**Task requirements:**
Lift every line from the entries that includes the word "CNRS".

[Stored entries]
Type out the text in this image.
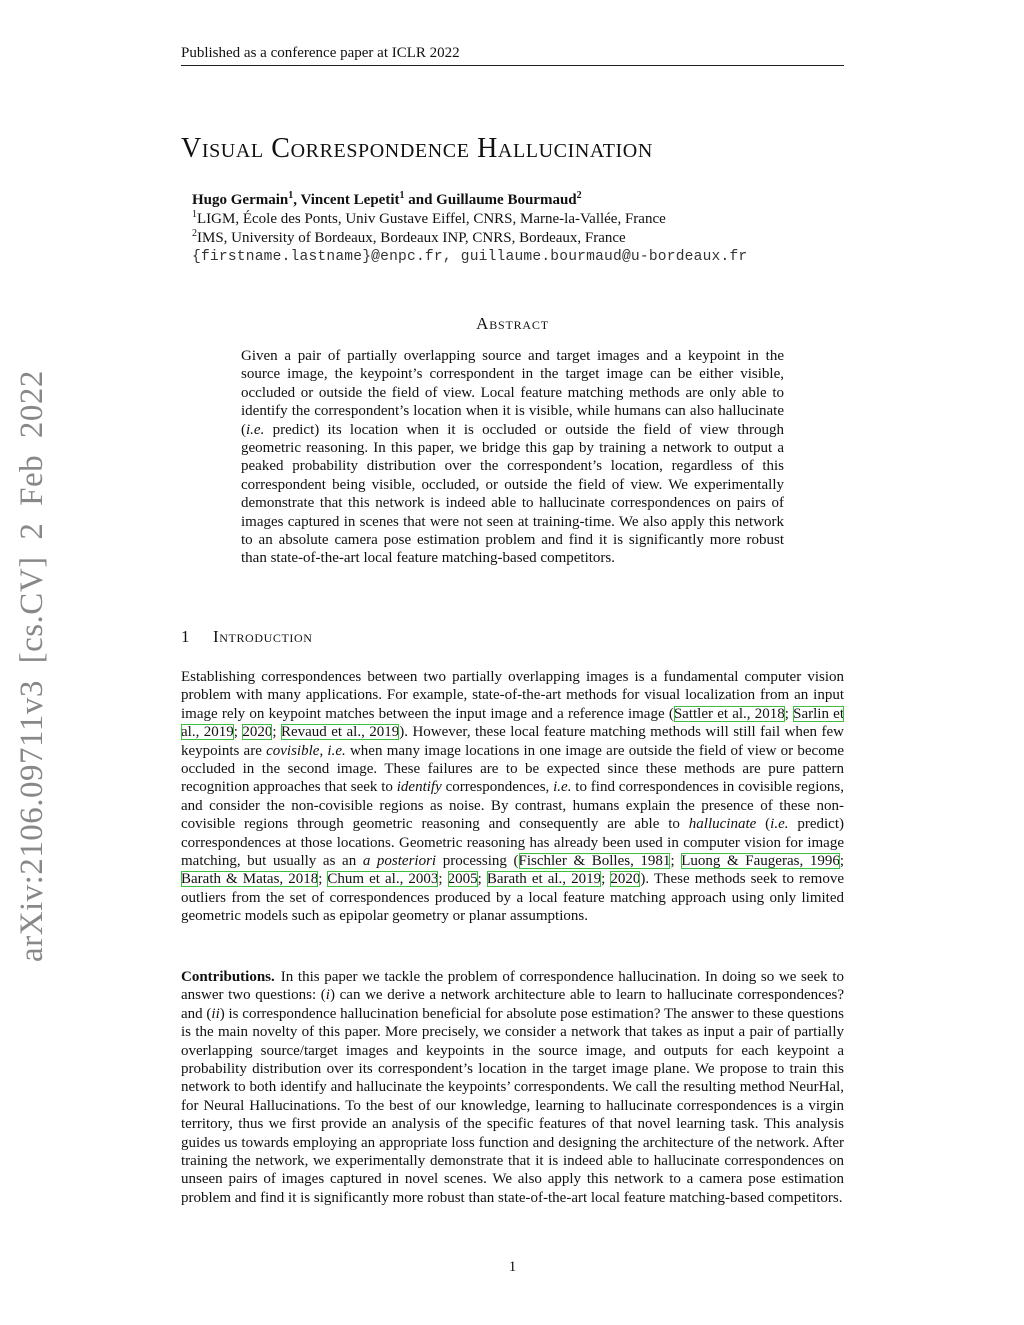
Published as a conference paper at ICLR 2022
arXiv:2106.09711v3 [cs.CV] 2 Feb 2022
Visual Correspondence Hallucination
Hugo Germain$^1$, Vincent Lepetit$^1$ and Guillaume Bourmaud$^2$
$^1$LIGM, École des Ponts, Univ Gustave Eiffel, CNRS, Marne-la-Vallée, France
$^2$IMS, University of Bordeaux, Bordeaux INP, CNRS, Bordeaux, France
{firstname.lastname}@enpc.fr, guillaume.bourmaud@u-bordeaux.fr
Abstract
Given a pair of partially overlapping source and target images and a keypoint in the source image, the keypoint’s correspondent in the target image can be either visible, occluded or outside the field of view. Local feature matching methods are only able to identify the correspondent’s location when it is visible, while humans can also hallucinate (i.e. predict) its location when it is occluded or outside the field of view through geometric reasoning. In this paper, we bridge this gap by training a network to output a peaked probability distribution over the correspondent’s location, regardless of this correspondent being visible, occluded, or outside the field of view. We experimentally demonstrate that this network is indeed able to hallucinate correspondences on pairs of images captured in scenes that were not seen at training-time. We also apply this network to an absolute camera pose estimation problem and find it is significantly more robust than state-of-the-art local feature matching-based competitors.
1 Introduction
Establishing correspondences between two partially overlapping images is a fundamental computer vision problem with many applications. For example, state-of-the-art methods for visual localization from an input image rely on keypoint matches between the input image and a reference image (Sattler et al., 2018; Sarlin et al., 2019; 2020; Revaud et al., 2019). However, these local feature matching methods will still fail when few keypoints are covisible, i.e. when many image locations in one image are outside the field of view or become occluded in the second image. These failures are to be expected since these methods are pure pattern recognition approaches that seek to identify correspondences, i.e. to find correspondences in covisible regions, and consider the non-covisible regions as noise. By contrast, humans explain the presence of these non-covisible regions through geometric reasoning and consequently are able to hallucinate (i.e. predict) correspondences at those locations. Geometric reasoning has already been used in computer vision for image matching, but usually as an a posteriori processing (Fischler & Bolles, 1981; Luong & Faugeras, 1996; Barath & Matas, 2018; Chum et al., 2003; 2005; Barath et al., 2019; 2020). These methods seek to remove outliers from the set of correspondences produced by a local feature matching approach using only limited geometric models such as epipolar geometry or planar assumptions.
Contributions. In this paper we tackle the problem of correspondence hallucination. In doing so we seek to answer two questions: (i) can we derive a network architecture able to learn to hallucinate correspondences? and (ii) is correspondence hallucination beneficial for absolute pose estimation? The answer to these questions is the main novelty of this paper. More precisely, we consider a network that takes as input a pair of partially overlapping source/target images and keypoints in the source image, and outputs for each keypoint a probability distribution over its correspondent’s location in the target image plane. We propose to train this network to both identify and hallucinate the keypoints’ correspondents. We call the resulting method NeurHal, for Neural Hallucinations. To the best of our knowledge, learning to hallucinate correspondences is a virgin territory, thus we first provide an analysis of the specific features of that novel learning task. This analysis guides us towards employing an appropriate loss function and designing the architecture of the network. After training the network, we experimentally demonstrate that it is indeed able to hallucinate correspondences on unseen pairs of images captured in novel scenes. We also apply this network to a camera pose estimation problem and find it is significantly more robust than state-of-the-art local feature matching-based competitors.
1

**Exercise output:**
$^1$LIGM, École des Ponts, Univ Gustave Eiffel, CNRS, Marne-la-Vallée, France
$^2$IMS, University of Bordeaux, Bordeaux INP, CNRS, Bordeaux, France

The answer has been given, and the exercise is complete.